SOURCE MATERIAL:

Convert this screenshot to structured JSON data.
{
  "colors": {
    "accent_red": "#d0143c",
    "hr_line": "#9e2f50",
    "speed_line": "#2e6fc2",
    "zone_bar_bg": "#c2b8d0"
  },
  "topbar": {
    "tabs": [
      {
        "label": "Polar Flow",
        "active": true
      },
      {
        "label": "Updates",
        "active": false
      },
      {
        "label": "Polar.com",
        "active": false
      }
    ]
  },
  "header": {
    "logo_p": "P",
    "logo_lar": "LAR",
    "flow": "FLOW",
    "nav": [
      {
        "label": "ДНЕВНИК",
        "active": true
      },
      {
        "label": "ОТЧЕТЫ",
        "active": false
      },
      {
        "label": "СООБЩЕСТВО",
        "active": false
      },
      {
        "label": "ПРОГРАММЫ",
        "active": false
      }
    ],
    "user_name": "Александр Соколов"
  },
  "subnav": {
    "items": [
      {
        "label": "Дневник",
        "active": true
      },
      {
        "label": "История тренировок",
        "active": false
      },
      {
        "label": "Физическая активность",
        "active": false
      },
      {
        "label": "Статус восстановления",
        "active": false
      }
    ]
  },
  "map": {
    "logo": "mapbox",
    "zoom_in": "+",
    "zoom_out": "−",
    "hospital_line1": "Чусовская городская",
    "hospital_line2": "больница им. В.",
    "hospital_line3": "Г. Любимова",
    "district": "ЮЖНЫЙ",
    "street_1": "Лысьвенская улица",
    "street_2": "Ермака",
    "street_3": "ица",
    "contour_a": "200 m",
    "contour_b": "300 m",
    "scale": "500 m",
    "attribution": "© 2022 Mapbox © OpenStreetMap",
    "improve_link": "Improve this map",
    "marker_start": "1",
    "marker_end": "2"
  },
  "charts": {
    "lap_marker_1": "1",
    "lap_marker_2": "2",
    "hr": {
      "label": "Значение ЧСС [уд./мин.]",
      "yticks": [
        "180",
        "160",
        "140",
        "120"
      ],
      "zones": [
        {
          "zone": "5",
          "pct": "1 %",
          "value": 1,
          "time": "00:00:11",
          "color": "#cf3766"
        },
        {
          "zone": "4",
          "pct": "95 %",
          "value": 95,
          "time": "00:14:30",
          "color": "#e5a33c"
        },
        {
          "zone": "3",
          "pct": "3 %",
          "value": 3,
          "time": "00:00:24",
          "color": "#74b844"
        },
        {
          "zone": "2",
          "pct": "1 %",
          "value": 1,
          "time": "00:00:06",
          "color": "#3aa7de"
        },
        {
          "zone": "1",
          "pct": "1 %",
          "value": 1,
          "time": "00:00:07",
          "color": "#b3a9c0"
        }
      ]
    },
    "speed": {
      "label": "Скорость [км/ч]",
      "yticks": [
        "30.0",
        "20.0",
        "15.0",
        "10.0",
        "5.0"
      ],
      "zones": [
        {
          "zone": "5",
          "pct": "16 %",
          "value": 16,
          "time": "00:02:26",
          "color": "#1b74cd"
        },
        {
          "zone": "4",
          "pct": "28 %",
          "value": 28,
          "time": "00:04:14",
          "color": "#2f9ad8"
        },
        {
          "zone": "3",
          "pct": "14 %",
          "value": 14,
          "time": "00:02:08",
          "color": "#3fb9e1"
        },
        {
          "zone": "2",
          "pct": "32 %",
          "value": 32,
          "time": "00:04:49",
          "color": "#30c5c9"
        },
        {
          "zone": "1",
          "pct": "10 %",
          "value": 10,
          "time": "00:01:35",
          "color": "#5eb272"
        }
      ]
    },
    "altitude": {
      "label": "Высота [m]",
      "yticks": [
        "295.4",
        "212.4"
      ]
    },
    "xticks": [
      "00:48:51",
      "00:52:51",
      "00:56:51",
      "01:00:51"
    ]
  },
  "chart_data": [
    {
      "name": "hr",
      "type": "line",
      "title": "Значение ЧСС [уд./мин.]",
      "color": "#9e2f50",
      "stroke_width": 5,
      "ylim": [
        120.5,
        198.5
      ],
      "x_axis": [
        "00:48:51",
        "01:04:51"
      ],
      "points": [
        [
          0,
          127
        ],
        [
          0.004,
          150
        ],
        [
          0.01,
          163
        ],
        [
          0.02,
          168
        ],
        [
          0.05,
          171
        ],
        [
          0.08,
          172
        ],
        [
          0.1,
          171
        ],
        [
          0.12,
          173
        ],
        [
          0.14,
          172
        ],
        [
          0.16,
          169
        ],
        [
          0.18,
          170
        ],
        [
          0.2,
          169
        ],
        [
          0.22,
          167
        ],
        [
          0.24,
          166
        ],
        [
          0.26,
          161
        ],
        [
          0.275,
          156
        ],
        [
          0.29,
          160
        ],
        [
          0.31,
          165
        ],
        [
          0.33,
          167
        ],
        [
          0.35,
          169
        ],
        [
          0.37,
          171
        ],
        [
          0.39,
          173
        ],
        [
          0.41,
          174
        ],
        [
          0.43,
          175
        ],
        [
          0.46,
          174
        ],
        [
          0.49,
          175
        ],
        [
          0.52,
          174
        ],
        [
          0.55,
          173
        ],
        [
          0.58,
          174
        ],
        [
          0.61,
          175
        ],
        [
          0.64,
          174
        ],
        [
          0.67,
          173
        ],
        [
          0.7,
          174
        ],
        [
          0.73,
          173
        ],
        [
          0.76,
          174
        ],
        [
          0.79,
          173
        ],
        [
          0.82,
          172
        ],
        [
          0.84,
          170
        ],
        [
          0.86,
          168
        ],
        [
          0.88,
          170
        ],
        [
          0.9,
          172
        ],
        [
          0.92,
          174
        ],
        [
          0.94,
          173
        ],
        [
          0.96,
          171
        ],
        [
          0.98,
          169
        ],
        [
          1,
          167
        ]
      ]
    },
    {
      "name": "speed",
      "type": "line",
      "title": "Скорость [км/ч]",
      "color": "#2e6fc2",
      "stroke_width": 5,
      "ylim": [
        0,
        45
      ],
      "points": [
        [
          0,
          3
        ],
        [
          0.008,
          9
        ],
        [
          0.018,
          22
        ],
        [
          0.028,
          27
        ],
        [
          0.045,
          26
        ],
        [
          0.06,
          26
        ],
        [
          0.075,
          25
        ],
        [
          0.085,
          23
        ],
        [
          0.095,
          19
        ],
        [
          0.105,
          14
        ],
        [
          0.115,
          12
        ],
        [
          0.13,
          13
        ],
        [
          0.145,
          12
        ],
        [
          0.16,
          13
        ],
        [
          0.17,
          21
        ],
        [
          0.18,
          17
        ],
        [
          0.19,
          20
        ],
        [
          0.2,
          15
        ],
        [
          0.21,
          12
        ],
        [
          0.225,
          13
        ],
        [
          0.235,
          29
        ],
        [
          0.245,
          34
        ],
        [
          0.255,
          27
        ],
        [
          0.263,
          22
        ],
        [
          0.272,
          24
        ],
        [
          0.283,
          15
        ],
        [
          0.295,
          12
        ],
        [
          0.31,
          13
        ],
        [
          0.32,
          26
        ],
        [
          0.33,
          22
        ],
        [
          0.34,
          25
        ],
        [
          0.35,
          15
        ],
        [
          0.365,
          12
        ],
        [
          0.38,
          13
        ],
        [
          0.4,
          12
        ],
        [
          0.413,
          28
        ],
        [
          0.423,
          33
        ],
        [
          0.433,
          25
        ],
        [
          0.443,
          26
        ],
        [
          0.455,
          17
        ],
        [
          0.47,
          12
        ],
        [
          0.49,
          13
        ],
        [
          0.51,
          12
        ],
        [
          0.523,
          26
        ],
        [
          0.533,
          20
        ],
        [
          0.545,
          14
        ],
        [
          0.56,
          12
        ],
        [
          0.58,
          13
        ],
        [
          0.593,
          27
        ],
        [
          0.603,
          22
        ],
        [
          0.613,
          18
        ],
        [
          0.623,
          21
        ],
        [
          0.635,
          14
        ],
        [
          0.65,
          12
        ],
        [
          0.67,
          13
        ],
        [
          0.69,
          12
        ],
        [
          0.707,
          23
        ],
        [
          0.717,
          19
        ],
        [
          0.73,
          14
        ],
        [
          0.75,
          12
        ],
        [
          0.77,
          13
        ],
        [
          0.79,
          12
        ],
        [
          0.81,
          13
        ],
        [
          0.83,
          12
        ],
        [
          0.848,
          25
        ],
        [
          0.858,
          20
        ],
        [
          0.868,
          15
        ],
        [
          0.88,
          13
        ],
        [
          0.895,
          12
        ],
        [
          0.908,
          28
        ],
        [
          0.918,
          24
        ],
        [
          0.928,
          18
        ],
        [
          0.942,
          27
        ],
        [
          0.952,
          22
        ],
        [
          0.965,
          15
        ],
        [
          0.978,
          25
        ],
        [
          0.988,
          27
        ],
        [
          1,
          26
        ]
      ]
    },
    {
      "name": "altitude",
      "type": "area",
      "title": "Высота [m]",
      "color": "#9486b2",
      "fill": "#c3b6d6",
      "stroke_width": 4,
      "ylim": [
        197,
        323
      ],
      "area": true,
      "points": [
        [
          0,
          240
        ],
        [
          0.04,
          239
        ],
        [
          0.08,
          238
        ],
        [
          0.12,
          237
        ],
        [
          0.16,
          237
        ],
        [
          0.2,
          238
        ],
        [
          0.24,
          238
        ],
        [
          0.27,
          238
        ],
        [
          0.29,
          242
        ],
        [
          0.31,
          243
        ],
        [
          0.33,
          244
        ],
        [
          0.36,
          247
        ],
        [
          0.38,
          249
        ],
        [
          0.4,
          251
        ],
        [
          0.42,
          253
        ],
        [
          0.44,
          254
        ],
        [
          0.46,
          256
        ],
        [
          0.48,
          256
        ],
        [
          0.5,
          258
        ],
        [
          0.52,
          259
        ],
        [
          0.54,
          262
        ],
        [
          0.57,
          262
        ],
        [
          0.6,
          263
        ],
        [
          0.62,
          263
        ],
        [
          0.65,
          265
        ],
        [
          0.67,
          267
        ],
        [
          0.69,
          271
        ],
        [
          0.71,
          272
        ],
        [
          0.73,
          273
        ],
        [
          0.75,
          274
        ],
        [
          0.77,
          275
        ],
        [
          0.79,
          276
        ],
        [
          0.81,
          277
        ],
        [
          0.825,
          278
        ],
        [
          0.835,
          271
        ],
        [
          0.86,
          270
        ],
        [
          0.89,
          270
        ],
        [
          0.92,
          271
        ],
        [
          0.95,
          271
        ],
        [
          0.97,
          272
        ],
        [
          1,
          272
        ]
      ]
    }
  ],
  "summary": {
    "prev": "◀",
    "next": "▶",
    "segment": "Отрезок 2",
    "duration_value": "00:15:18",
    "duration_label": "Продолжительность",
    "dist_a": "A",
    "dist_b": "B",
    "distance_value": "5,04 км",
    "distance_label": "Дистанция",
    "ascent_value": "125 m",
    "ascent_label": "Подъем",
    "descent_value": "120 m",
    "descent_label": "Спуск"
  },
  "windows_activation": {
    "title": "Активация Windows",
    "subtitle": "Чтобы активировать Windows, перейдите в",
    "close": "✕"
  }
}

SHORT EXERCISE: Check every line of the entries above for the word "Скорость" and report how many lines contain it, giving the number only.

SOLUTION: 2